Extract all lines from the data beneath that include the word "обеспечения".

---------- INPUT FOR THIS TASK ----------

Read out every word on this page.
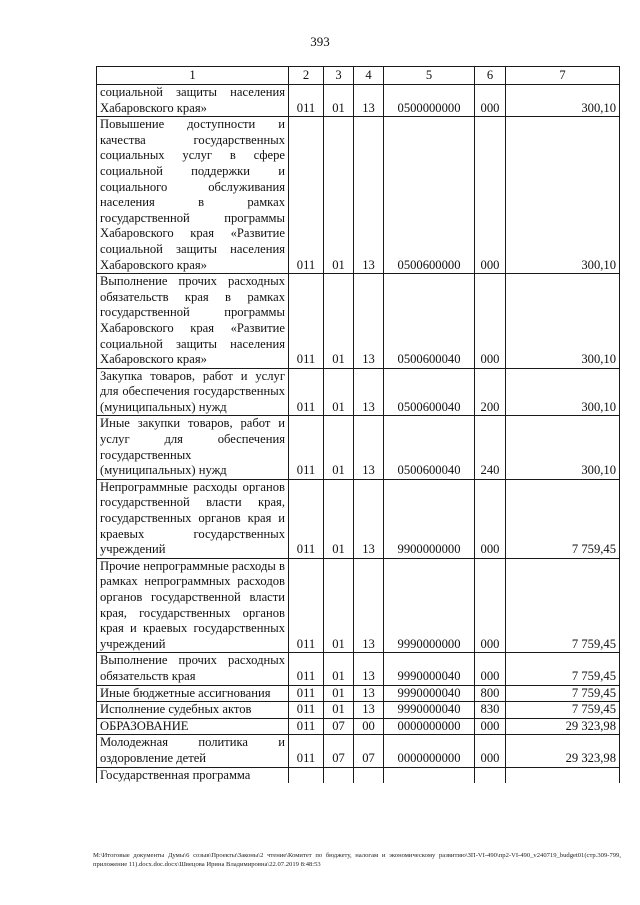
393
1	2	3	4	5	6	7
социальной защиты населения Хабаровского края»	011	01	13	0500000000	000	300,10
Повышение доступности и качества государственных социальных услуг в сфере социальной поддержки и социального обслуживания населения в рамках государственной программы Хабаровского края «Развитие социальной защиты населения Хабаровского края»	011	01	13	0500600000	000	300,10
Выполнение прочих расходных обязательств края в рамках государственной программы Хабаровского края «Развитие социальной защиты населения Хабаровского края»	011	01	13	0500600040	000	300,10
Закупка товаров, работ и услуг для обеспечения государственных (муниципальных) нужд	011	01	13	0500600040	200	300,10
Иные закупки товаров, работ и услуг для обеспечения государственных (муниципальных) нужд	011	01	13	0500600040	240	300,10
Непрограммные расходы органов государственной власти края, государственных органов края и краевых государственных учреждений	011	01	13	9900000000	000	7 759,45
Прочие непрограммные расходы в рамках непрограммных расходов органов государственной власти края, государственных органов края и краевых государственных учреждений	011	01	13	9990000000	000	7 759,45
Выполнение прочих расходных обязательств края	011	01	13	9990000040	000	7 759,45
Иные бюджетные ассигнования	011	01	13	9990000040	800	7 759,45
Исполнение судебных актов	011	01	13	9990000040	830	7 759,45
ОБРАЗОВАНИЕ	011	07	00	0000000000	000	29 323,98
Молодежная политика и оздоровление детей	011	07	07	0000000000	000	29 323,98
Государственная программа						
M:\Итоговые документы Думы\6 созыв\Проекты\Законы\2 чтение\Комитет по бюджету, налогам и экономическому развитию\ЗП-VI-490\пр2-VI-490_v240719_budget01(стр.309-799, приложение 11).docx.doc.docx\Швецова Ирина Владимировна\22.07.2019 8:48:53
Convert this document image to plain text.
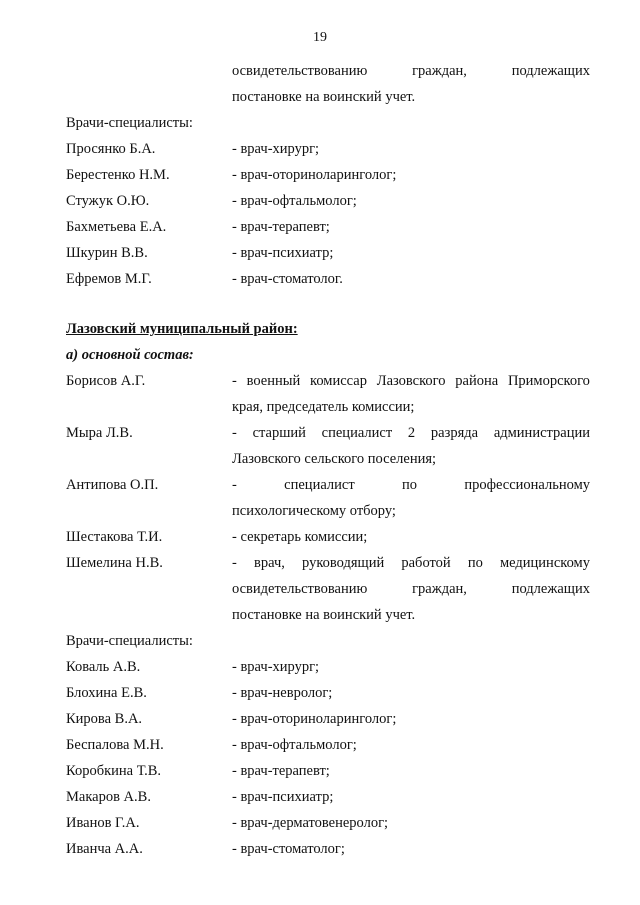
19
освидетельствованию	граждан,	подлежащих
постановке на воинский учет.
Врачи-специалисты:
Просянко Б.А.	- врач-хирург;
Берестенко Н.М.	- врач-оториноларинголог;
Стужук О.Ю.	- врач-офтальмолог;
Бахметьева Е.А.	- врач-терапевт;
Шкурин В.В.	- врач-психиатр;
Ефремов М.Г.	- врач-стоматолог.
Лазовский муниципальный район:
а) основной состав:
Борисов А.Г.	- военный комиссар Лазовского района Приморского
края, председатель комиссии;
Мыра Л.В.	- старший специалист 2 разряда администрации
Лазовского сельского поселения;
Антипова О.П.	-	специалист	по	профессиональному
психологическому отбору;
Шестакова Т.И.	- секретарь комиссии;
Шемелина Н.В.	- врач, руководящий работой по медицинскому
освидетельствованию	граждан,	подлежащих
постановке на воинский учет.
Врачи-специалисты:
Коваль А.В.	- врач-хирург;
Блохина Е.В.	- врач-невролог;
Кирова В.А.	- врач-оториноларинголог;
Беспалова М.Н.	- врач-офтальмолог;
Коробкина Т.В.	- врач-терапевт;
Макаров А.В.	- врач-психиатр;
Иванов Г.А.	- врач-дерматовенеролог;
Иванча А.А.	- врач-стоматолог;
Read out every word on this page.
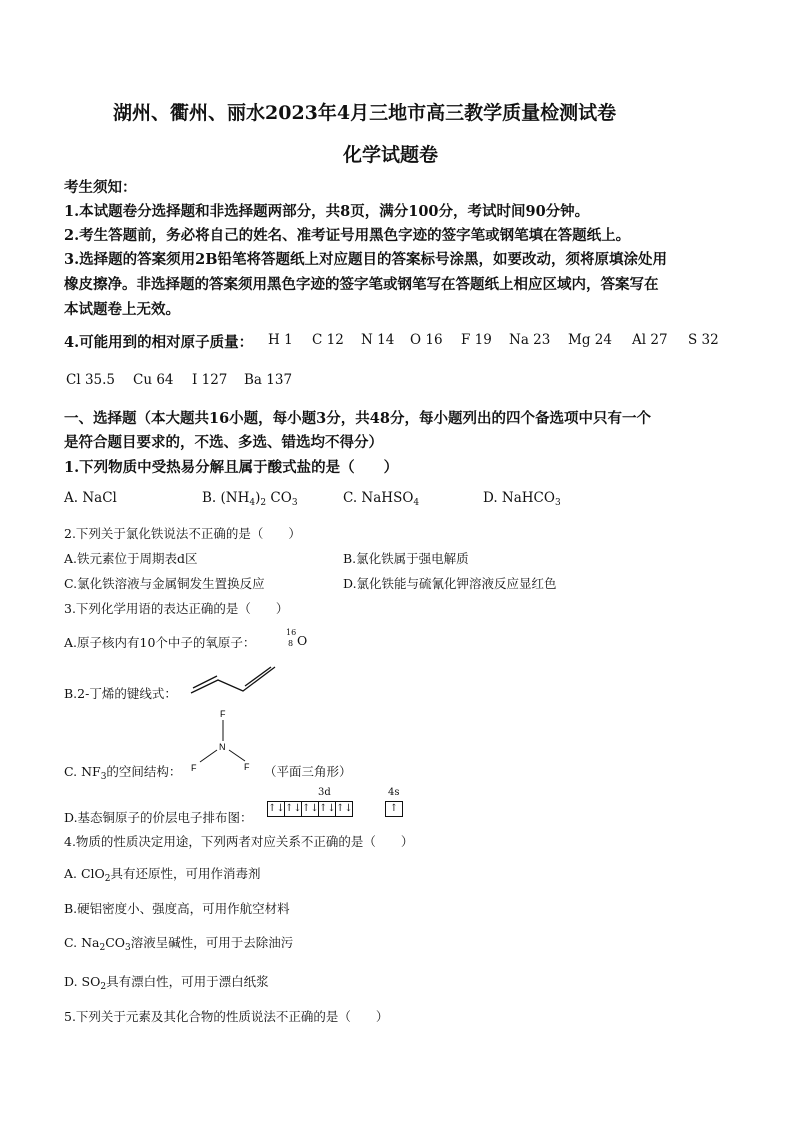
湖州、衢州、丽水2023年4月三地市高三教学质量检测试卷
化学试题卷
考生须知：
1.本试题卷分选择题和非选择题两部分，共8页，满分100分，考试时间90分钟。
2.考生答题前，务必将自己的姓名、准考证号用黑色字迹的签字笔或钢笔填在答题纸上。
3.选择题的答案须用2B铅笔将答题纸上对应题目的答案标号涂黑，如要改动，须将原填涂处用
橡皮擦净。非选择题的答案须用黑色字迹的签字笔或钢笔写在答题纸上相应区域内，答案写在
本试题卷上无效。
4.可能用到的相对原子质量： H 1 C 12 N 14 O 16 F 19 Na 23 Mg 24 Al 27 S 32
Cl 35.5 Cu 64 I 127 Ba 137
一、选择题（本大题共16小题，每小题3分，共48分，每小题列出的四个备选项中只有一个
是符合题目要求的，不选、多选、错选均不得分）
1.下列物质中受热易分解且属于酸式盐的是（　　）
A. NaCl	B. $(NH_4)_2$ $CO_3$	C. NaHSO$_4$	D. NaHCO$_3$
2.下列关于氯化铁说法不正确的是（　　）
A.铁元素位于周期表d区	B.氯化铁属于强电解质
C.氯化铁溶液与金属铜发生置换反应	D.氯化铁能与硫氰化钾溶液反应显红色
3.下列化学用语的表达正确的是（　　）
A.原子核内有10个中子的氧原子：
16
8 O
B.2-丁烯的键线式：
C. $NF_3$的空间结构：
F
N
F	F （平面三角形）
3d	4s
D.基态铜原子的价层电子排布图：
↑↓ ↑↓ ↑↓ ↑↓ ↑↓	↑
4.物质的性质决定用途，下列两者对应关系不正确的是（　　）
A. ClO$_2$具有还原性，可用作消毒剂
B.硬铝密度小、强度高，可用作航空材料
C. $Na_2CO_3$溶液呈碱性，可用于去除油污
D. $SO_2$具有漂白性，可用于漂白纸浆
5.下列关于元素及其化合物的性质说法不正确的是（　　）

----------

▶ [TASK RESPONSE]:
Закупка товаров, работ и услуг для обеспечения государственных (муниципальных) нужд	011	01	13	0500600040	200	300,10
Иные закупки товаров, работ и услуг для обеспечения государственных (муниципальных) нужд	011	01	13	0500600040	240	300,10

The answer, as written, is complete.